Data shown:
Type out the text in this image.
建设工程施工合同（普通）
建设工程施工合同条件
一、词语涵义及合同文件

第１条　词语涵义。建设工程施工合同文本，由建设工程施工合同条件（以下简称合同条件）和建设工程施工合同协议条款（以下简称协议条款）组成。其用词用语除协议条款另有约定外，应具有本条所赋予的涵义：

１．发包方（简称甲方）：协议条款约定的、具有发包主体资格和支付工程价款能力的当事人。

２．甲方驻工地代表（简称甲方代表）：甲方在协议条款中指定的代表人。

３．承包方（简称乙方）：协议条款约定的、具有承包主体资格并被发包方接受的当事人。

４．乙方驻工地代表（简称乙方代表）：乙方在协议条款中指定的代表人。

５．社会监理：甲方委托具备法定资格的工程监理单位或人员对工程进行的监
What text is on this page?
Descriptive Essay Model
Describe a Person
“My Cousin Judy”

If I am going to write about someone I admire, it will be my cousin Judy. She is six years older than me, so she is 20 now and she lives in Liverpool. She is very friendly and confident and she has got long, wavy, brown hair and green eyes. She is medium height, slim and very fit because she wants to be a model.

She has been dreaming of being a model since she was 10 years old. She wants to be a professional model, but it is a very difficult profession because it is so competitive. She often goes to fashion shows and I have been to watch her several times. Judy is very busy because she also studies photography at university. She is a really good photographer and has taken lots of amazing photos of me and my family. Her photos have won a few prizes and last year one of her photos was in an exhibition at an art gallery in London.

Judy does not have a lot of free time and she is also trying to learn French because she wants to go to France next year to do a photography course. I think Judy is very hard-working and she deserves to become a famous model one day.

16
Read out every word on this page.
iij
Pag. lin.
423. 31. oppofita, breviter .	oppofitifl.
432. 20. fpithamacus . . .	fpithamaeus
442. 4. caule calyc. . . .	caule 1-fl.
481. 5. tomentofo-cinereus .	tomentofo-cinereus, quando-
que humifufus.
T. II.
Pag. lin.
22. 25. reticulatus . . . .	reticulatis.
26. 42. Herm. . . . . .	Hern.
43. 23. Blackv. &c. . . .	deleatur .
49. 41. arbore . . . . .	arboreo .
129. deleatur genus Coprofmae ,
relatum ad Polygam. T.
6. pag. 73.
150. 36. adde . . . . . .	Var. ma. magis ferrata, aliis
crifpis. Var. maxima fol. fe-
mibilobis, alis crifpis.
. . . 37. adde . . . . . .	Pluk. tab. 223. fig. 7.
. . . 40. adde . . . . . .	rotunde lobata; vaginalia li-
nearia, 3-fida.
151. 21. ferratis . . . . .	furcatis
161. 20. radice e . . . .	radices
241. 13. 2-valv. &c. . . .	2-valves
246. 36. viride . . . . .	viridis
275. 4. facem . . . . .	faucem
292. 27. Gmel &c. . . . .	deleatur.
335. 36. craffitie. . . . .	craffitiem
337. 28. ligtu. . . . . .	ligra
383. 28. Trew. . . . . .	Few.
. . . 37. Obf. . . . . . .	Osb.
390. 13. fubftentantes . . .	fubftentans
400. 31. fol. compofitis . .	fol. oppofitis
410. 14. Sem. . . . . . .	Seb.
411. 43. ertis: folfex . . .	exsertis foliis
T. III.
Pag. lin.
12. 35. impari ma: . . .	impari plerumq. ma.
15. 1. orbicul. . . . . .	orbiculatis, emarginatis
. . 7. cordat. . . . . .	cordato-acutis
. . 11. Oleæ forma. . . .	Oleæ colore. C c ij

What is asked:
Copy every line in the entries above that has the string "this" in it.

Solution to the problem:
Type out the text in this image.
What text is on this page?
Read out every word on this page.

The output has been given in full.